PROBLEM DETAILS =
Collect each line containing "getWorkResult".
################
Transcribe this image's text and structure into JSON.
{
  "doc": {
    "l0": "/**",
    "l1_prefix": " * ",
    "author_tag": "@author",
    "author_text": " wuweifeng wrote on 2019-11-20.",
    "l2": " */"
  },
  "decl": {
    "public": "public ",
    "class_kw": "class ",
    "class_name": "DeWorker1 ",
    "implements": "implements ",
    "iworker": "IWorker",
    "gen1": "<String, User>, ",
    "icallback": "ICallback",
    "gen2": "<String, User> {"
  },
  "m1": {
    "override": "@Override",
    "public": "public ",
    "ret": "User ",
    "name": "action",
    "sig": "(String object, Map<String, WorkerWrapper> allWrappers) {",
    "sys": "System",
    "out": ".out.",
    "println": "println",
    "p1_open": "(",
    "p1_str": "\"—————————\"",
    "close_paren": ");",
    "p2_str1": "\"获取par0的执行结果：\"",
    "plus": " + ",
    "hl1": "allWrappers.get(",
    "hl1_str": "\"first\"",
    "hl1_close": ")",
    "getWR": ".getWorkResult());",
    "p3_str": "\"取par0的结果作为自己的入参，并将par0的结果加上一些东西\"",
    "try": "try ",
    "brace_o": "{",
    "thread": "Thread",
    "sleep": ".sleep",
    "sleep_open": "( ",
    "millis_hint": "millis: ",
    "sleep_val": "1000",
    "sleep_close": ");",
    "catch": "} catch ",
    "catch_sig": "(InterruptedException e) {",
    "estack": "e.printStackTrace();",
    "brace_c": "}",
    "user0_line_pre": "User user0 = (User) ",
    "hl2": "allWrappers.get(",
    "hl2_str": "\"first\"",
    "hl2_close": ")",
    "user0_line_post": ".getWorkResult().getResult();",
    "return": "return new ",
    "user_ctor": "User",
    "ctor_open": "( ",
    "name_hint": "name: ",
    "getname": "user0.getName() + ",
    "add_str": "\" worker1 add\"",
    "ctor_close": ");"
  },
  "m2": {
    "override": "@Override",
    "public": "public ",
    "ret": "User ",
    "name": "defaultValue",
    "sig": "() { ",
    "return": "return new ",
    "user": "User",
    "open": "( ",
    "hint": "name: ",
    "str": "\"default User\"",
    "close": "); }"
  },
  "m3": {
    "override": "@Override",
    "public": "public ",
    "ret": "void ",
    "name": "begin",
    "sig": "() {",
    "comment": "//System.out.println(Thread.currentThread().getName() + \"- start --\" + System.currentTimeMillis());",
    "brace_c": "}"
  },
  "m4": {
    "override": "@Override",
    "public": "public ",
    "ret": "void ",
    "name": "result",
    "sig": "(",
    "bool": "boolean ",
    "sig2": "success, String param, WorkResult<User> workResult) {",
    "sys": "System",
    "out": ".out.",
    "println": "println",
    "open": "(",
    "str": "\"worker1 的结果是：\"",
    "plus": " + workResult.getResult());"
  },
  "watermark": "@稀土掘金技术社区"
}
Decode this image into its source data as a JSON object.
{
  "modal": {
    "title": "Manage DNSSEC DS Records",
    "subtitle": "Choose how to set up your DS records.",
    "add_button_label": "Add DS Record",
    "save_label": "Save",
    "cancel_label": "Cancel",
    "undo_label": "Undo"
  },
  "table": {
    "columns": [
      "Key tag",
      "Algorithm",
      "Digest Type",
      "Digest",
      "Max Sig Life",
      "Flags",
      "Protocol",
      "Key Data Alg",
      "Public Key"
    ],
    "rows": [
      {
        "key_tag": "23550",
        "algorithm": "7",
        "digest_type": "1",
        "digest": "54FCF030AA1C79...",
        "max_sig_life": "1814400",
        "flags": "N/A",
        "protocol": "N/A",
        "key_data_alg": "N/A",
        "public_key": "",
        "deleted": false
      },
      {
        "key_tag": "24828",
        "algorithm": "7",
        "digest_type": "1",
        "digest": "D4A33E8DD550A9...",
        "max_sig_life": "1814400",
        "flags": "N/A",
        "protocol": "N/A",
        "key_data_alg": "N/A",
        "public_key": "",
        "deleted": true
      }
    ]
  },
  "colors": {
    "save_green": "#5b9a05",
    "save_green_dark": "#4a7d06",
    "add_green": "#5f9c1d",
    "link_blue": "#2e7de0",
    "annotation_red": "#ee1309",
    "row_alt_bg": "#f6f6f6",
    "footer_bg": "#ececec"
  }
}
################
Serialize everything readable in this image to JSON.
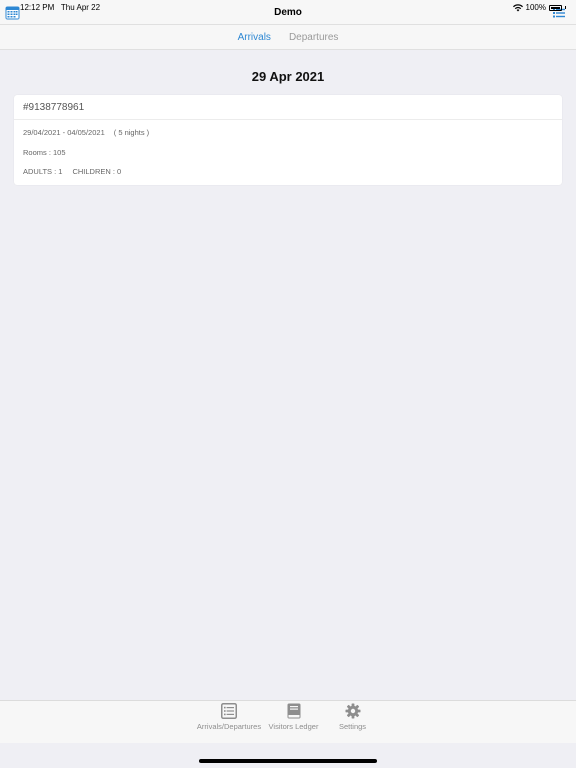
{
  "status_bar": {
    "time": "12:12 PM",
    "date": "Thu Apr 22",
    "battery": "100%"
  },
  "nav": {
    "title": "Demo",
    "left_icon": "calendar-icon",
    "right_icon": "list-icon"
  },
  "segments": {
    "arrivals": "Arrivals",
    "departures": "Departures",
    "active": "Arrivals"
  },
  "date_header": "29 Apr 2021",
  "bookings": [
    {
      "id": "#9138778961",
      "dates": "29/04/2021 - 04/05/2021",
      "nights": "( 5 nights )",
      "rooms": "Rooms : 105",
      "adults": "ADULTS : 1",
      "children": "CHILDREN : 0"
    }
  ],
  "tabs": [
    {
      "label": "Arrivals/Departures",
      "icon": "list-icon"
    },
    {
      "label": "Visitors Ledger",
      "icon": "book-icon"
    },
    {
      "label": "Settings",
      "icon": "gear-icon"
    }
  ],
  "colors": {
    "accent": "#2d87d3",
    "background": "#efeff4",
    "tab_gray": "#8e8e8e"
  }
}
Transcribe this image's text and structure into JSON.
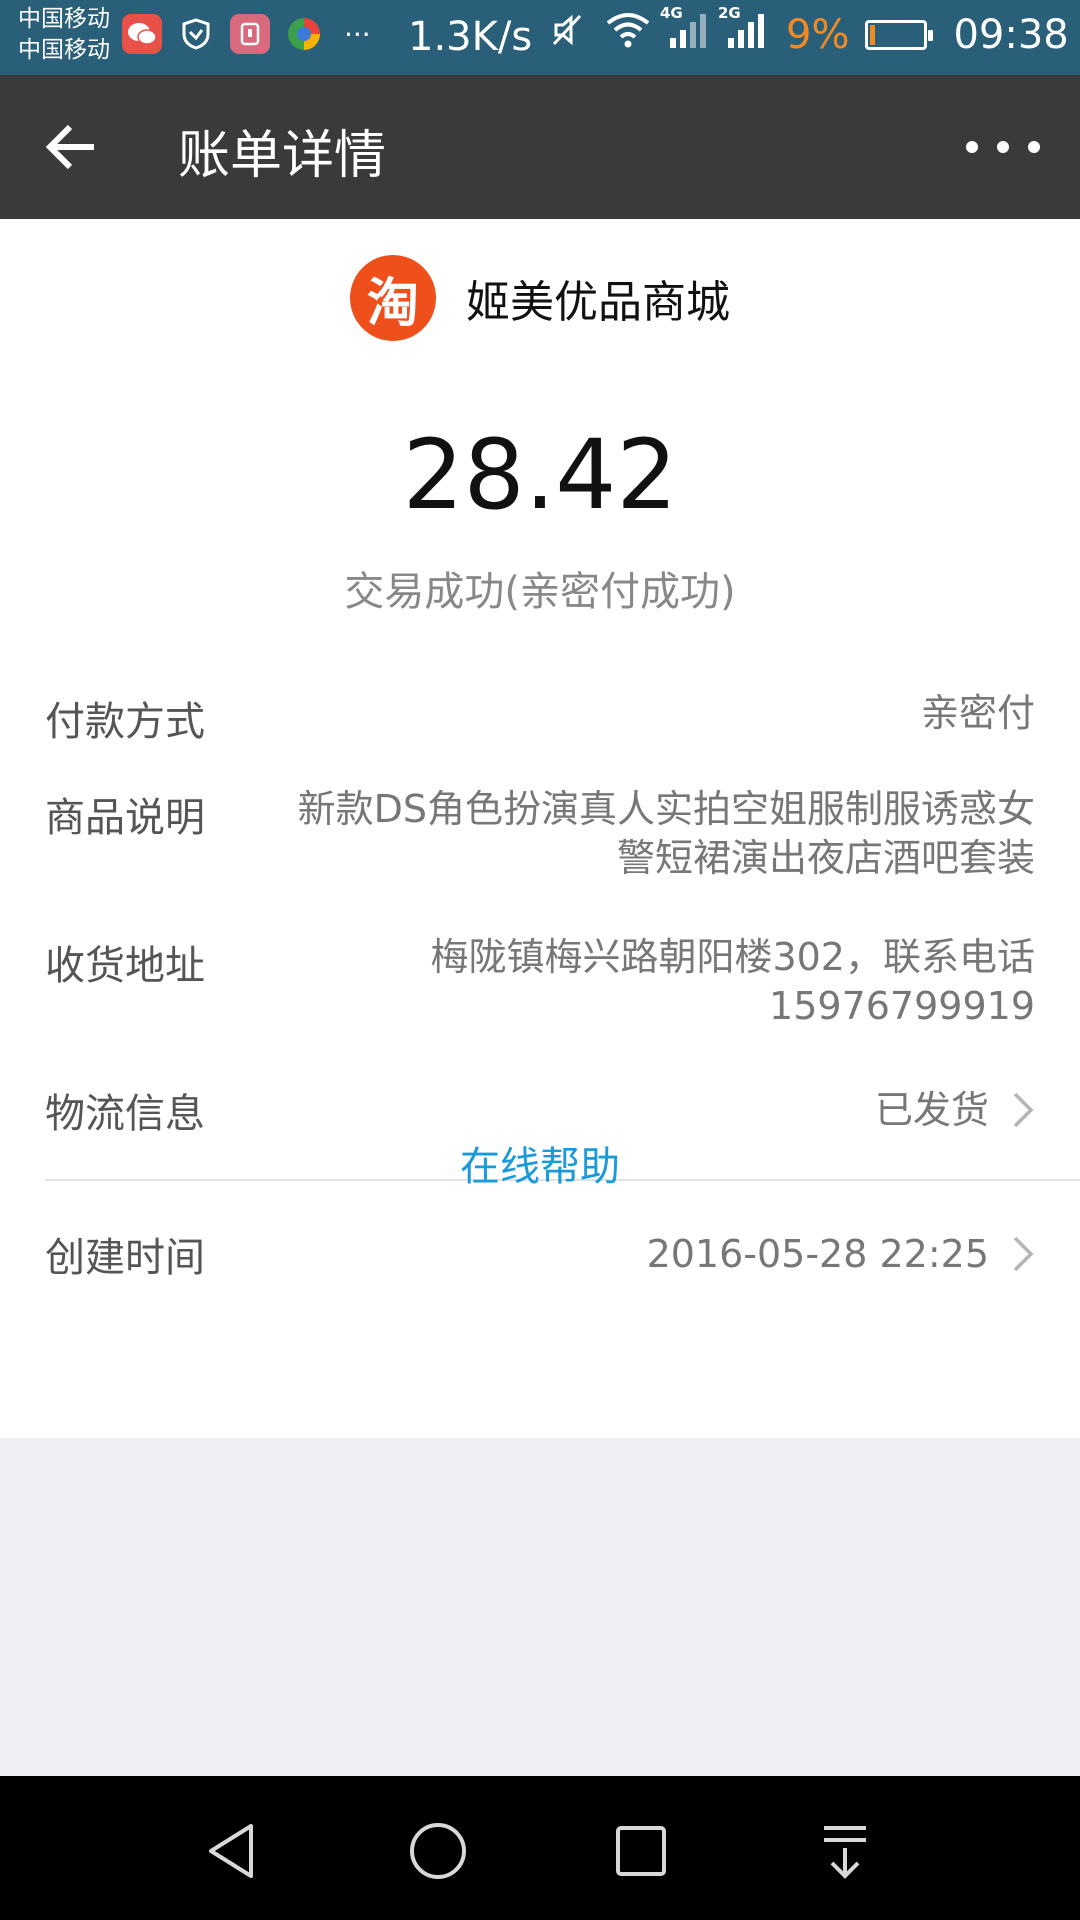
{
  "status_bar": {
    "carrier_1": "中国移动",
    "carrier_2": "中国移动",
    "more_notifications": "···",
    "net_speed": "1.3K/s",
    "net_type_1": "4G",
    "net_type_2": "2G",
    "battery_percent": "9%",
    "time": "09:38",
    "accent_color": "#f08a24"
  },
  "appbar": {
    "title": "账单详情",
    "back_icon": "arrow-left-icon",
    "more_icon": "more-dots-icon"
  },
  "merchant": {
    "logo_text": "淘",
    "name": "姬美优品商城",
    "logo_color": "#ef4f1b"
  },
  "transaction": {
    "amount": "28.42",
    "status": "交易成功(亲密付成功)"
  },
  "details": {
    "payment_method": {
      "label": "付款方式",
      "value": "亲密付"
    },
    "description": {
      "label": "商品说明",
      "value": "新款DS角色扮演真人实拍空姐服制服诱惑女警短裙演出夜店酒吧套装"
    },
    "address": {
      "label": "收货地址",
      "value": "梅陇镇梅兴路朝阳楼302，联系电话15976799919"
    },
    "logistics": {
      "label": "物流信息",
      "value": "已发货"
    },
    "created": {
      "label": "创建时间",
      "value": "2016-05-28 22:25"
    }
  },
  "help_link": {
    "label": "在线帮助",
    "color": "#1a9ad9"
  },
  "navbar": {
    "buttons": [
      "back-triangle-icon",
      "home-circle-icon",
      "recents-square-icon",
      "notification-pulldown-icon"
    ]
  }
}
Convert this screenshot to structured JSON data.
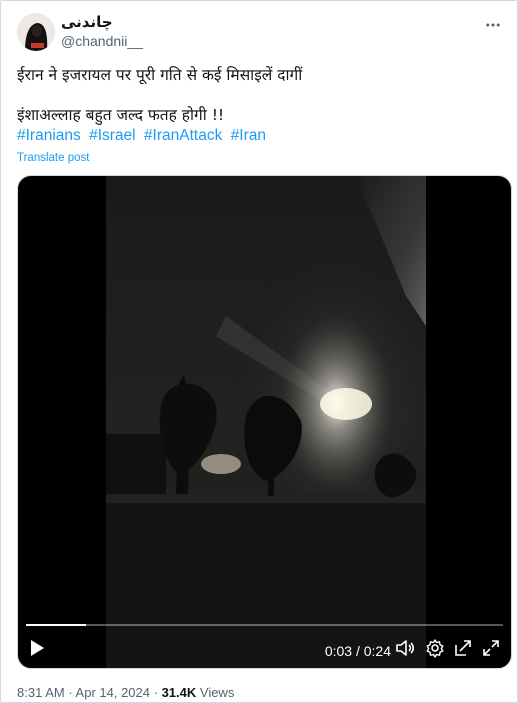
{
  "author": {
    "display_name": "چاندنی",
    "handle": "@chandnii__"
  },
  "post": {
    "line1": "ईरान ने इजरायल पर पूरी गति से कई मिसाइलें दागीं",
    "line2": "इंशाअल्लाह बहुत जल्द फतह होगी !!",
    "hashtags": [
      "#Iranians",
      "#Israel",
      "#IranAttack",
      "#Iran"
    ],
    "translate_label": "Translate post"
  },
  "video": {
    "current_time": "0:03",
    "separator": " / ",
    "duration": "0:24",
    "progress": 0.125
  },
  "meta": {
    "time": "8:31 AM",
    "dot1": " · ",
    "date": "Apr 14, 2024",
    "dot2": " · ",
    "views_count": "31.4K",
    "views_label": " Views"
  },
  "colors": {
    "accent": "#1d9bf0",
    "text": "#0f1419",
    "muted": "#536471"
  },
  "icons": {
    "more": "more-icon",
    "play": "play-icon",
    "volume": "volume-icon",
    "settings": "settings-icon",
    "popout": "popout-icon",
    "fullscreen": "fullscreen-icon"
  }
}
################
WORKED SOLUTION =
    "getWR": ".getWorkResult());",
    "user0_line_post": ".getWorkResult().getResult();",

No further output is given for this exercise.